- _QUOTED TEXT_:
<<<<

Cosine scheduling (sometimes called cosine annealing) is a learning rate schedule technique. Its core principle is to gradually decrease the learning rate over the course of training, following the shape of a cosine curve. Unlike step decay schedules, which reduce the learning rate abruptly at specific epochs, cosine annealing provides a smooth, continuous reduction. Typically, the learning rate starts at an initial high value and decreases following the first half-cycle of a cosine function, reaching a predefined minimum value (often close to zero) by the final training step. This smooth decay has been shown empirically to help the optimization process by allowing larger steps early in training for broad exploration of the loss landscape, and progressively smaller steps later on for fine-tuning and convergence towards a good minimum.

Early in training, a higher learning rate encourages faster exploration and helps escape poor local minima. As training progresses and the model parameters approach a more optimal region, reducing the learning rate becomes crucial to avoid overshooting the minimum and to allow for more precise convergence. The cosine function provides a schedule that starts with a relatively slow decay rate, allowing the optimizer to maintain momentum initially. The decay rate then accelerates towards the middle of the schedule before slowing down again as it approaches the minimum learning rate. This final slow-down phase near the end of training is particularly important, as it allows the optimizer to carefully settle into a potentially flat minimum, which empirical evidence suggests often correlates with better generalization performance compared to sharper minima.

Furthermore, cosine scheduling is often combined with a "warmup" phase, as seen in the code example. During this initial phase (e.g., warmup_steps), the learning rate is typically increased linearly from a very small value (or zero) up to the main initial learning rate. This warmup period helps stabilize training in the very beginning, especially for large models or datasets where large initial learning rates applied to randomly initialized weights could lead to instability or divergence. After the warmup, the cosine decay phase begins, smoothly decreasing the learning rate from its peak value down to the target minimum (base_lr * min_lr_ratio) over the remaining total_steps - warmup_steps. This combination of a gentle start (warmup) followed by a smooth, theoretically motivated decay (cosine annealing) provides a robust and effective learning rate strategy that often requires less hyperparameter tuning than step-based schedules and frequently leads to improved model accuracy.

>>>>

- _RECORDS_:

<<<<

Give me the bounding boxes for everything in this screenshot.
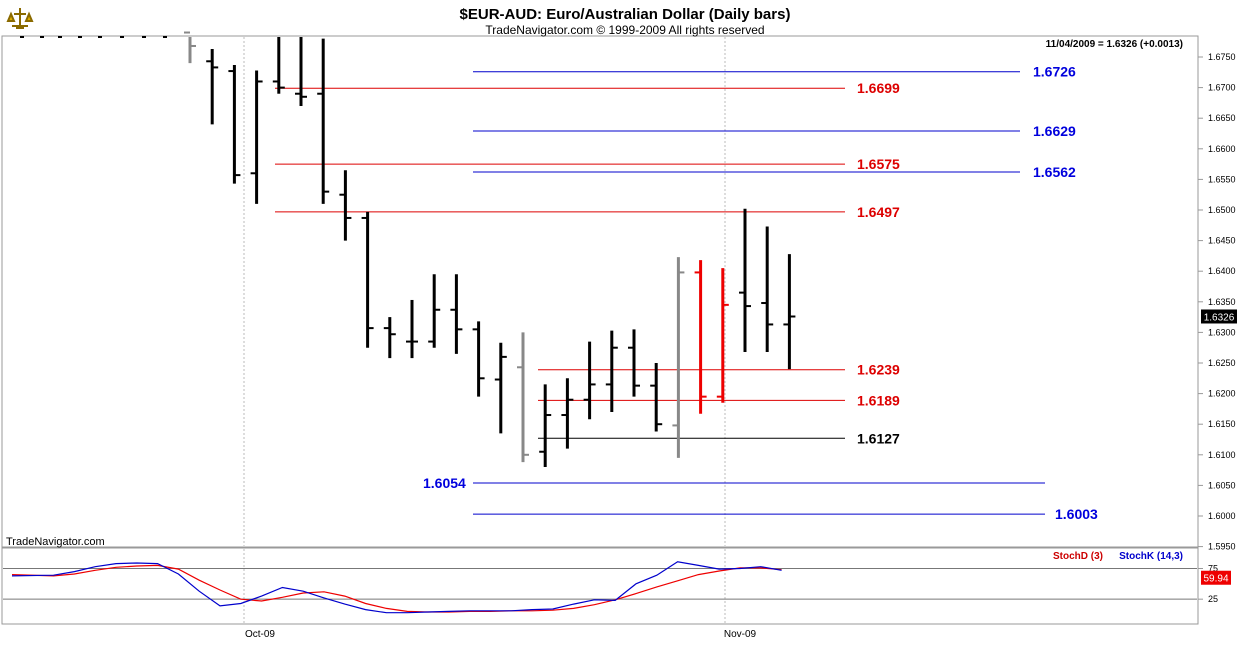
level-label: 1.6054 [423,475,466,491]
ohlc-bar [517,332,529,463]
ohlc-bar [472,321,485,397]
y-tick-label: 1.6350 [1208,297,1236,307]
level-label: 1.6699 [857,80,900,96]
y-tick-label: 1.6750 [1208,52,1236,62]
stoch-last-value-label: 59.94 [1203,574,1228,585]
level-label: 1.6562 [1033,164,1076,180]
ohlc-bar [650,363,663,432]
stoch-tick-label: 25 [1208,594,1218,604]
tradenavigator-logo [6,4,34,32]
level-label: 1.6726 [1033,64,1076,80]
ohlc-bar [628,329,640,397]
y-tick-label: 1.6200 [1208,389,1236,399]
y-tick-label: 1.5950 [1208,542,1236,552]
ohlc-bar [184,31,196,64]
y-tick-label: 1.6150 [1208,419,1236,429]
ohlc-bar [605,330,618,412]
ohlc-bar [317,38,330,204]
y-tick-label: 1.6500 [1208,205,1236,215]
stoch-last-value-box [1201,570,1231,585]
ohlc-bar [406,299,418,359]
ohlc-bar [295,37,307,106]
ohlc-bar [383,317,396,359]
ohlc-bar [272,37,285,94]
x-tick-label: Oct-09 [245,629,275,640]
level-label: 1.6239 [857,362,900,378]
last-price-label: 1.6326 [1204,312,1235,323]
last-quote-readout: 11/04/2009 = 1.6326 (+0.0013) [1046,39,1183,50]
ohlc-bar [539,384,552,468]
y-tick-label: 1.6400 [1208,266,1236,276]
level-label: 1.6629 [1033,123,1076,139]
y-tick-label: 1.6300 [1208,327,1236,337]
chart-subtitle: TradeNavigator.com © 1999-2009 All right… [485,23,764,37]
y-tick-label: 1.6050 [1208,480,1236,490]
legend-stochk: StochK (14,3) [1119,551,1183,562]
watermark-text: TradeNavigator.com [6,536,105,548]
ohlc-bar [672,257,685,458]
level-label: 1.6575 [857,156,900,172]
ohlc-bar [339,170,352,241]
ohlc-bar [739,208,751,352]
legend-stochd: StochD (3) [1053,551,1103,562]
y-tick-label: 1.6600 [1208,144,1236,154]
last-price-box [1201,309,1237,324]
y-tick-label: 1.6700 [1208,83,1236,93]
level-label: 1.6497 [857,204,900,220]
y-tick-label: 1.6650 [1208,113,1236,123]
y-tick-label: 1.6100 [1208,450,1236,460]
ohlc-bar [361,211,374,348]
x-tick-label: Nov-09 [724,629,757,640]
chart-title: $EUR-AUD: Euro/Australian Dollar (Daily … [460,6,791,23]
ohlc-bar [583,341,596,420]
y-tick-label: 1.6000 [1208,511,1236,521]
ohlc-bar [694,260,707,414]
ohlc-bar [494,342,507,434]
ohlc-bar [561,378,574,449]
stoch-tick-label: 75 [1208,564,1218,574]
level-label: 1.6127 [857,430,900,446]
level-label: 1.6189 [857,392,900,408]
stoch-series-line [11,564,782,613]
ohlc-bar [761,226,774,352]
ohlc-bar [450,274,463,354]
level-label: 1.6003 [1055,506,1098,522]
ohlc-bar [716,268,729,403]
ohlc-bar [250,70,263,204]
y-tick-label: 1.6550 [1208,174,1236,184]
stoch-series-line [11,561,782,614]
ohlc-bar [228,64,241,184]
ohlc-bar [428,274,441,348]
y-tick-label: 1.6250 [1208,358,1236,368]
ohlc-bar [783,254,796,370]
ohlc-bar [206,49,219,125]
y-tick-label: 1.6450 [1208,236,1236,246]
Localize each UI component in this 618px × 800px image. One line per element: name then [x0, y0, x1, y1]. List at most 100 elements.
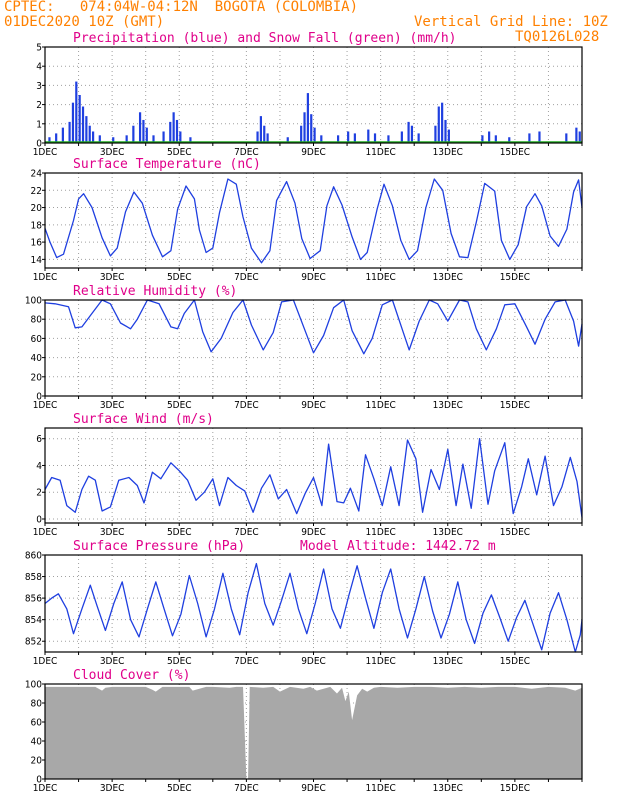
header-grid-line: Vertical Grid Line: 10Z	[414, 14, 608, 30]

>>>>

- _GIVEN PROBLEM_: From the cosine scheduling text, copy the stretch from "Early in training, a" through "to sharper minima.". Answer from the text alone.

- _IN RESPONSE_:
Early in training, a higher learning rate encourages faster exploration and helps escape poor local minima. As training progresses and the model parameters approach a more optimal region, reducing the learning rate becomes crucial to avoid overshooting the minimum and to allow for more precise convergence. The cosine function provides a schedule that starts with a relatively slow decay rate, allowing the optimizer to maintain momentum initially. The decay rate then accelerates towards the middle of the schedule before slowing down again as it approaches the minimum learning rate. This final slow-down phase near the end of training is particularly important, as it allows the optimizer to carefully settle into a potentially flat minimum, which empirical evidence suggests often correlates with better generalization performance compared to sharper minima.